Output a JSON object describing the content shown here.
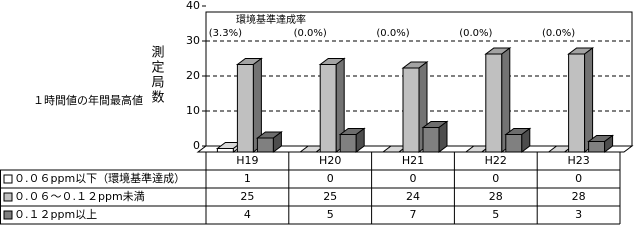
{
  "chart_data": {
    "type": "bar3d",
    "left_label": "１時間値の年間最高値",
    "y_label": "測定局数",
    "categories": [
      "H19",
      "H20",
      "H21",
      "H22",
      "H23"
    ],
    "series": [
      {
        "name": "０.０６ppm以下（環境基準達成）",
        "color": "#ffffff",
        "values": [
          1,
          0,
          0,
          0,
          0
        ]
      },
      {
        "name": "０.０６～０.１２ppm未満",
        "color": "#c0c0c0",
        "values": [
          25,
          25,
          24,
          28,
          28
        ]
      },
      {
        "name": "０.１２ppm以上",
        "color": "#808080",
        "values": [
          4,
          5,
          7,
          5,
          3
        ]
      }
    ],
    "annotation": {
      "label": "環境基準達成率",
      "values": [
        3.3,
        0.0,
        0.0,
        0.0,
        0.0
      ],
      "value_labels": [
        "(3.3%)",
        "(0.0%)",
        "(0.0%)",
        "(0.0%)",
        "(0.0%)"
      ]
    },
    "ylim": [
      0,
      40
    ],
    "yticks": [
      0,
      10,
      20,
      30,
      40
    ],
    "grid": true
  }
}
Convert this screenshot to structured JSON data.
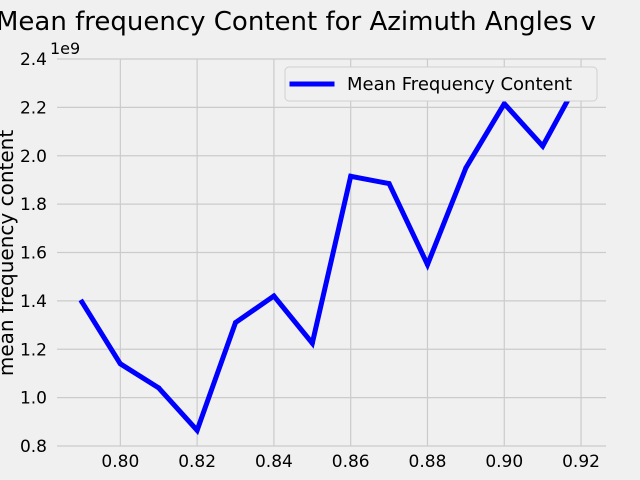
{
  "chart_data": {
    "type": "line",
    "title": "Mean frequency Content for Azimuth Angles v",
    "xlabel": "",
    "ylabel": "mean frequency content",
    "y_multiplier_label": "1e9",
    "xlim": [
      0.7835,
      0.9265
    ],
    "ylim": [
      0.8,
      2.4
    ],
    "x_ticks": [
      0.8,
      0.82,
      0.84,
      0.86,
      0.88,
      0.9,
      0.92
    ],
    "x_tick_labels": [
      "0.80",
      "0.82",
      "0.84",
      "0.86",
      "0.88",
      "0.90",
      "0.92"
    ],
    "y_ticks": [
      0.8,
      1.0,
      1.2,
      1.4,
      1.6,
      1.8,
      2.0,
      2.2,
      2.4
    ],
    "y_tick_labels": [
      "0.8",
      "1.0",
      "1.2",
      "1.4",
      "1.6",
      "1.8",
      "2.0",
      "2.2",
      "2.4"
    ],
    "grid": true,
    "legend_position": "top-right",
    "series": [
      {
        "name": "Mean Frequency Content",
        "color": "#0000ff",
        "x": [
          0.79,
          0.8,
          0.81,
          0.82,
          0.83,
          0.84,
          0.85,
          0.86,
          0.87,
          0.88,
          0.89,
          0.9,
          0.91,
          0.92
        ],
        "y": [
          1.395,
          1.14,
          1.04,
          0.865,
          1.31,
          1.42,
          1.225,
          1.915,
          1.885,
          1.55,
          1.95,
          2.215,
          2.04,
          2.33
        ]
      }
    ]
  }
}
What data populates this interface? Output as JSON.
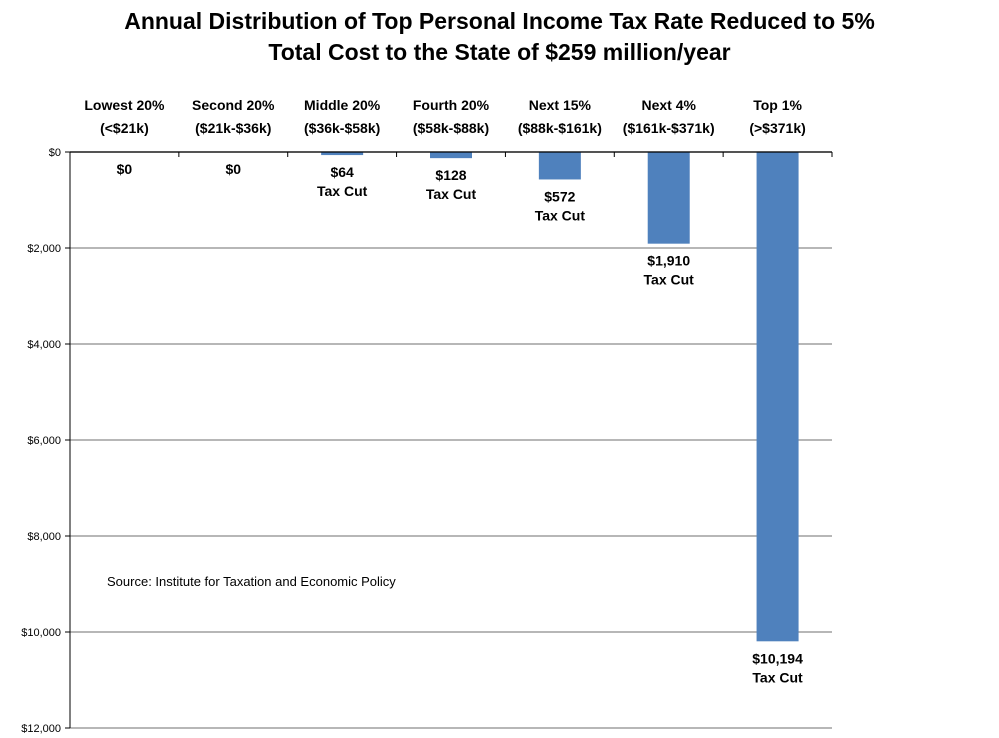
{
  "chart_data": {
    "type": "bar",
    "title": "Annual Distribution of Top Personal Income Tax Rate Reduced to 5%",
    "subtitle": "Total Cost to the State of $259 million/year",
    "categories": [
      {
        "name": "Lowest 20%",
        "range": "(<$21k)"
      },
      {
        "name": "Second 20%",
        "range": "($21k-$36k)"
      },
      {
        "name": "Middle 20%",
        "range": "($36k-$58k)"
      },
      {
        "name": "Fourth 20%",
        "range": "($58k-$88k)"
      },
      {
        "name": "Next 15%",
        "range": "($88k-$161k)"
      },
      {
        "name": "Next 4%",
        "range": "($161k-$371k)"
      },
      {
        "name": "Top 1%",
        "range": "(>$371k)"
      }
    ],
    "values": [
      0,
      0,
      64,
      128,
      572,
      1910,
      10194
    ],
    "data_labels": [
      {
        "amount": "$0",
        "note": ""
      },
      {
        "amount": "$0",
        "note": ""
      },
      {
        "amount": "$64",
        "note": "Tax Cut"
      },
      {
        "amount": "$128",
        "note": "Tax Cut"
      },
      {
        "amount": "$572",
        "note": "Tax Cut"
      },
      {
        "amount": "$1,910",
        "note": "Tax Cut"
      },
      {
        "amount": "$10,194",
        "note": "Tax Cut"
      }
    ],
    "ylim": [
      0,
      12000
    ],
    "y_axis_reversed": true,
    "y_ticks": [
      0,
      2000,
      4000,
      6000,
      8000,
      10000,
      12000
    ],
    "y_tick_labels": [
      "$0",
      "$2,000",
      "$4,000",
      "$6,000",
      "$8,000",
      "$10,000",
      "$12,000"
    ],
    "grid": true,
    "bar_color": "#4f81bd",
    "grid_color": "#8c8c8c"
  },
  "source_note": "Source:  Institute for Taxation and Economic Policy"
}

...

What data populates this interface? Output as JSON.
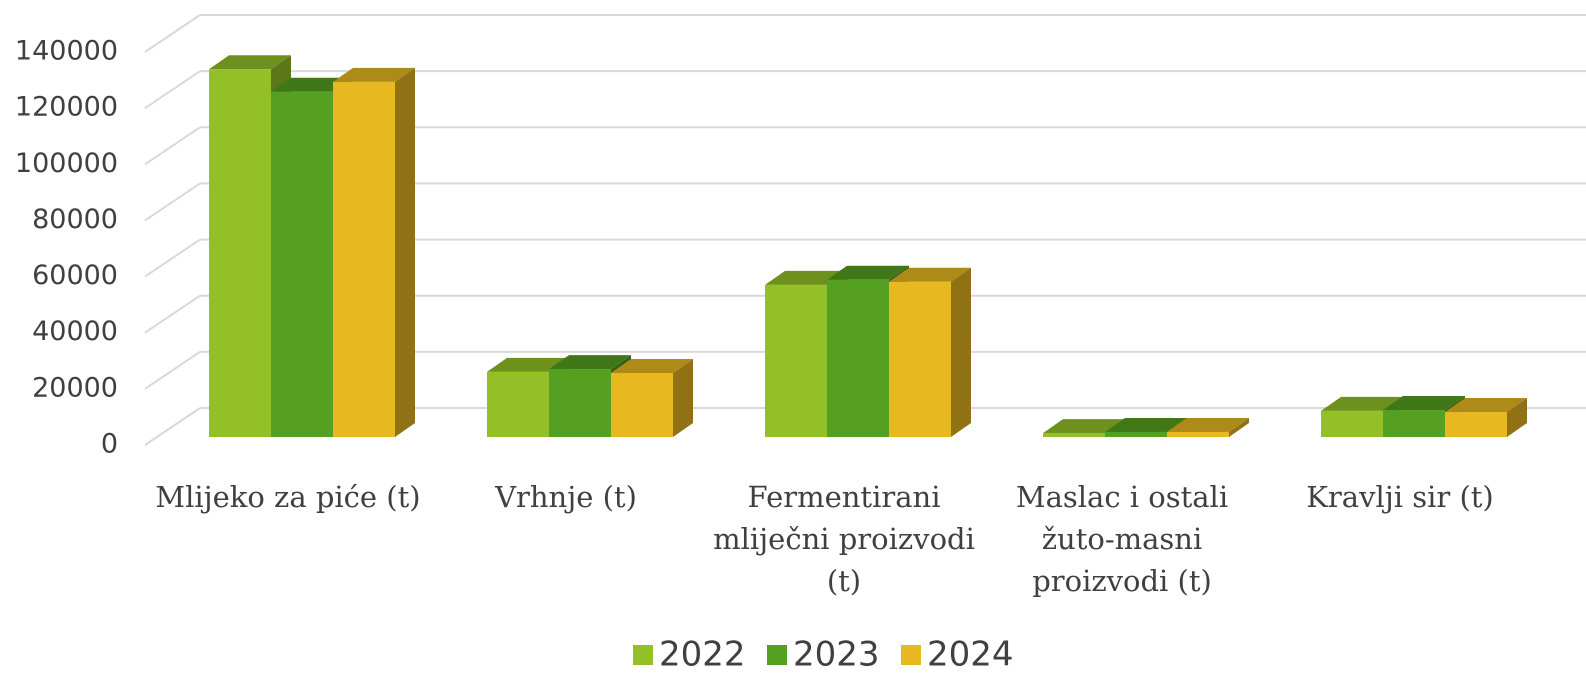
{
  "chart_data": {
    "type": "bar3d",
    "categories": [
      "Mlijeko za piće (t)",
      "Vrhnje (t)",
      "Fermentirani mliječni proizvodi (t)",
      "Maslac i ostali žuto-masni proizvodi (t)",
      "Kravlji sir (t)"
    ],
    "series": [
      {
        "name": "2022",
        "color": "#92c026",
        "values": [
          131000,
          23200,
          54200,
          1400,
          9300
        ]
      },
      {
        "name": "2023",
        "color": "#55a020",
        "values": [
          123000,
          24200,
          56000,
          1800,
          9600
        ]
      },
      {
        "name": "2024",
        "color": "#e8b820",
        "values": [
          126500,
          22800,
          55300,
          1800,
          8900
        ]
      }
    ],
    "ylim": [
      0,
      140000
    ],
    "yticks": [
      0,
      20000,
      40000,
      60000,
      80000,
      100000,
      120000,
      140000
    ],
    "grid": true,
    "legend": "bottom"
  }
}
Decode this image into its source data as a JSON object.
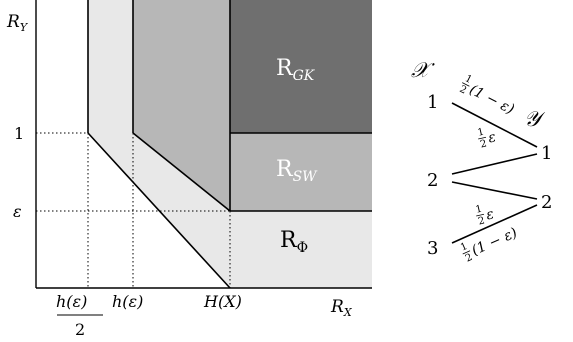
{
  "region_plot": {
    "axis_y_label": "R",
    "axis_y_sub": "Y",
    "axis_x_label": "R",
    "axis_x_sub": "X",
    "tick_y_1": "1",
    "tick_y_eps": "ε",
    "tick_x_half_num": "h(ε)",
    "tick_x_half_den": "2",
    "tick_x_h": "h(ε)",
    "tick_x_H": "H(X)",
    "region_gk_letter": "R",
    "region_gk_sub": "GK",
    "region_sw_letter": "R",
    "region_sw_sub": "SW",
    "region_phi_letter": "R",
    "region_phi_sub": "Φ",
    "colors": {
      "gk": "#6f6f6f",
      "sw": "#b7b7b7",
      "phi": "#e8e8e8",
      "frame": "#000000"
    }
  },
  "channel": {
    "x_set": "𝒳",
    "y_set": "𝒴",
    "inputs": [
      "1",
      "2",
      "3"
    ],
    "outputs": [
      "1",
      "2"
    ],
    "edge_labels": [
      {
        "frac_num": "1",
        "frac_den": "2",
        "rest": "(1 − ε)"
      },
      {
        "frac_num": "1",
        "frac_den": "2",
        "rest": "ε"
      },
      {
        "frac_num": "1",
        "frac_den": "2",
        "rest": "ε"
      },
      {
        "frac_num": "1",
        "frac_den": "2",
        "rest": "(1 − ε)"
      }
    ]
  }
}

---

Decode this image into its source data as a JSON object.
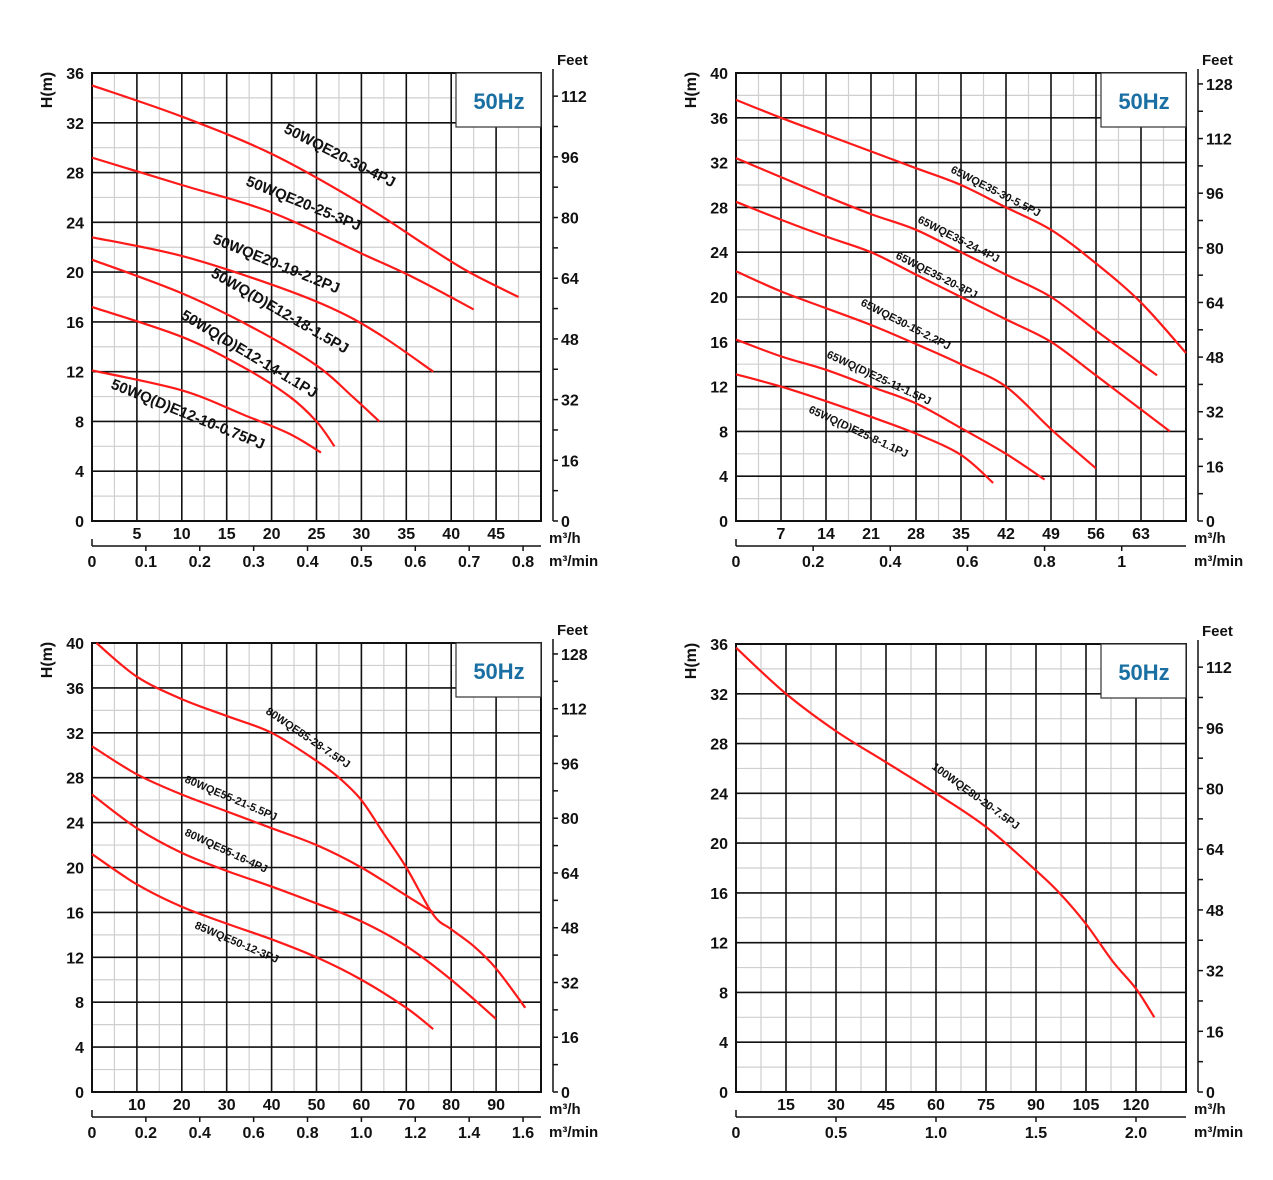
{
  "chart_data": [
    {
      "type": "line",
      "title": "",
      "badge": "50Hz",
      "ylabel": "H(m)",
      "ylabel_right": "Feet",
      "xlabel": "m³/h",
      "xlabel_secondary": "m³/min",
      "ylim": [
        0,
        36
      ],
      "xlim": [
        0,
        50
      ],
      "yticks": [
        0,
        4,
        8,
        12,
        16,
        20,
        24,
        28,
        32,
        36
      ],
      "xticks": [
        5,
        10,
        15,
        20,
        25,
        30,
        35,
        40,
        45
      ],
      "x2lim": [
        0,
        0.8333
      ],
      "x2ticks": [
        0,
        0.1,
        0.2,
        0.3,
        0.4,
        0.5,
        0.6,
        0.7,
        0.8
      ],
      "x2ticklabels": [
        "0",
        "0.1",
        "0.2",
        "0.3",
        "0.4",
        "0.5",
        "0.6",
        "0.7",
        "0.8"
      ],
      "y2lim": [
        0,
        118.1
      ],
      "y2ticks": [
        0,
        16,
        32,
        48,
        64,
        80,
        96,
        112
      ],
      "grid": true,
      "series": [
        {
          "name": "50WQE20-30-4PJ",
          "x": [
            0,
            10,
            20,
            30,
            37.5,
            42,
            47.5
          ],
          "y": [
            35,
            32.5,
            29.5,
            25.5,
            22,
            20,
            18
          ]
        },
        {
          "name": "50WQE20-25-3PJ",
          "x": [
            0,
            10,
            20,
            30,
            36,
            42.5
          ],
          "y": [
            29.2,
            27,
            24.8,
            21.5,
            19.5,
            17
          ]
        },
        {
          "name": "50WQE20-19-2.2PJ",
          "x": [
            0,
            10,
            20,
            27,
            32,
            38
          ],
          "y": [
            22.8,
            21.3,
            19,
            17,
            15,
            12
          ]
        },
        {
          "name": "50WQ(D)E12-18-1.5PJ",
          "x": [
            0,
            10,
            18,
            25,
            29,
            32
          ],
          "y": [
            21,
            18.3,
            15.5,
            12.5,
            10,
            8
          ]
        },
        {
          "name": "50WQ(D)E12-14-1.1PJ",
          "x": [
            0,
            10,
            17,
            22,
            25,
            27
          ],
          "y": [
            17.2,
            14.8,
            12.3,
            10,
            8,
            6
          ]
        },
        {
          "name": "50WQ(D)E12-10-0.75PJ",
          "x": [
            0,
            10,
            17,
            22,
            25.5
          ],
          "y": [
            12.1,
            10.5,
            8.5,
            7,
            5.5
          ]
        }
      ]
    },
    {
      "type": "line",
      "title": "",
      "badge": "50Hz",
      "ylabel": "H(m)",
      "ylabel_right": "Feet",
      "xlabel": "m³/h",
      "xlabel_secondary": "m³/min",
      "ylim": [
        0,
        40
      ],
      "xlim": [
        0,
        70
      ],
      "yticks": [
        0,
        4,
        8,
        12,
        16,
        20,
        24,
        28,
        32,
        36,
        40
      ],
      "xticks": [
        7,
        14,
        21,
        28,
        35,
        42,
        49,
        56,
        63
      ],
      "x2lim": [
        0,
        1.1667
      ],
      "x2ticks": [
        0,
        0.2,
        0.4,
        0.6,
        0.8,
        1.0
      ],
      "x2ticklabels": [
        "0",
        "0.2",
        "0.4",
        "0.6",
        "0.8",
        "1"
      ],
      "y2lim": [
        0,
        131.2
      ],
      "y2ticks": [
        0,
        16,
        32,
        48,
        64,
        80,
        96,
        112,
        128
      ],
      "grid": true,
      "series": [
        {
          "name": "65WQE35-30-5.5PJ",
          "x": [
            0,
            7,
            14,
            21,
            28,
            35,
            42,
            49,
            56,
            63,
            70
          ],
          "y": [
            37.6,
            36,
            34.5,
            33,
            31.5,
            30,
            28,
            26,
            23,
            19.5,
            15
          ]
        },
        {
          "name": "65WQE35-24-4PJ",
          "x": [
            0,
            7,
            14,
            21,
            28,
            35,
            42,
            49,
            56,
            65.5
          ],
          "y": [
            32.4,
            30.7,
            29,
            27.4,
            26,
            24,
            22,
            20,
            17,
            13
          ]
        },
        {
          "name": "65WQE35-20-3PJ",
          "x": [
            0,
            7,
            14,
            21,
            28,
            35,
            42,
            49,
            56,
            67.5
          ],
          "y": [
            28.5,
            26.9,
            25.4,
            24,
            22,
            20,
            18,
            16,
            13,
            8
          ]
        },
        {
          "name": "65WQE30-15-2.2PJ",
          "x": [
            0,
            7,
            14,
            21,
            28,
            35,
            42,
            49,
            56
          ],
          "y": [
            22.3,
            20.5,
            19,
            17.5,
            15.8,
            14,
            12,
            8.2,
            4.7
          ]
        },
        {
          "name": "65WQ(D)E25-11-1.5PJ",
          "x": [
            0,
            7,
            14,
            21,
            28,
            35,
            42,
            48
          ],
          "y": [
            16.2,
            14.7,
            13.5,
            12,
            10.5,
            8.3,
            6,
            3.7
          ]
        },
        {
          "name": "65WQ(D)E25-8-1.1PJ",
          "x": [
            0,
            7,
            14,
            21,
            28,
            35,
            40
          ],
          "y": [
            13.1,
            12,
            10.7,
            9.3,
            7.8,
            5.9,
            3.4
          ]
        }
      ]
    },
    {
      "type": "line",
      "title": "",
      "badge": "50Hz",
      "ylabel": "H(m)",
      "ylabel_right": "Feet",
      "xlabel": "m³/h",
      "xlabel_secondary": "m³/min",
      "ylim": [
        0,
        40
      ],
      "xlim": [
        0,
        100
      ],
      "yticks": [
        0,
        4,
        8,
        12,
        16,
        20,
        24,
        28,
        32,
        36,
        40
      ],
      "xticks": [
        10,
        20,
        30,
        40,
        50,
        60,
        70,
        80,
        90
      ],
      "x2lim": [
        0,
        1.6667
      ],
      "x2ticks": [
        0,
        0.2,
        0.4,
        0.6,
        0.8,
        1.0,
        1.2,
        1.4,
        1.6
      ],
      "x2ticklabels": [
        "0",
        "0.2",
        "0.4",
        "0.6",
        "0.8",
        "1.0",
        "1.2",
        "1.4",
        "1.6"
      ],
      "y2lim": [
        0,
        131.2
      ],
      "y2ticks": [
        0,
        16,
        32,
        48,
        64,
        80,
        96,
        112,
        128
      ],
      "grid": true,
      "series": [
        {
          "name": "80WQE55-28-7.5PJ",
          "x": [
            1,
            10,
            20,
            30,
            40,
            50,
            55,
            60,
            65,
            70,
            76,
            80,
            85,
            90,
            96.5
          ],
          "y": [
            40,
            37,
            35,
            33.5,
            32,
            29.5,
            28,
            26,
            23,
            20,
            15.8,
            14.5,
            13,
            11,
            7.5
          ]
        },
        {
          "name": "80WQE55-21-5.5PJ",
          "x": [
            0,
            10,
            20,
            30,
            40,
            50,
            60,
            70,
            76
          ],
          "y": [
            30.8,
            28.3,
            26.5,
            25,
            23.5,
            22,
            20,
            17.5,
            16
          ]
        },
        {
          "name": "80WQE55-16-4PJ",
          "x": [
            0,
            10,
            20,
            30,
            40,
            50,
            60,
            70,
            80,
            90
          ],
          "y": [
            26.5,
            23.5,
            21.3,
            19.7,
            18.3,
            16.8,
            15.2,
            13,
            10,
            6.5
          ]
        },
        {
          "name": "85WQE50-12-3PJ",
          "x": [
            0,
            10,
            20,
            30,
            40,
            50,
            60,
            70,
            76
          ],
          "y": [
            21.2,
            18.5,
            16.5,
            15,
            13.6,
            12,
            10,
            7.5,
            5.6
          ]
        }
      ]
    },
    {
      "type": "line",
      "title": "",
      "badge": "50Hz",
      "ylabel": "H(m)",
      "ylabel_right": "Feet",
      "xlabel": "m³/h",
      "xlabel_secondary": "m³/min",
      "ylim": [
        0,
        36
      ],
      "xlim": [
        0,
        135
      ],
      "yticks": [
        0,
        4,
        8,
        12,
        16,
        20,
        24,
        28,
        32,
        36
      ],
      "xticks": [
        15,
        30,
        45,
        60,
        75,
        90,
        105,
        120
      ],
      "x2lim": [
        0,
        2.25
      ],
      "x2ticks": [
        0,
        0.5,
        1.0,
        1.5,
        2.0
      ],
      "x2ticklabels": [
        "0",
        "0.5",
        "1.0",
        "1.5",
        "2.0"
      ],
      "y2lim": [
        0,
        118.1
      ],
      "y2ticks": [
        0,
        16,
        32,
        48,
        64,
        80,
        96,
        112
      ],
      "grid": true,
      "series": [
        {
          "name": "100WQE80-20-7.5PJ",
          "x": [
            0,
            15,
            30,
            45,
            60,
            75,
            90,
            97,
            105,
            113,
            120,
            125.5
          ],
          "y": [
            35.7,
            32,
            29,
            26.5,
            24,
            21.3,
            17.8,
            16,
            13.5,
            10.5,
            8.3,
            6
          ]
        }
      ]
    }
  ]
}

WHAT TO DO: Check each line of the records above for the string "amount", and report every line that has it.

ANSWER TO THE EXERCISE:
        "amount": "$0",
        "amount": "$0",
        "amount": "$64",
        "amount": "$128",
        "amount": "$572",
        "amount": "$1,910",
        "amount": "$10,194",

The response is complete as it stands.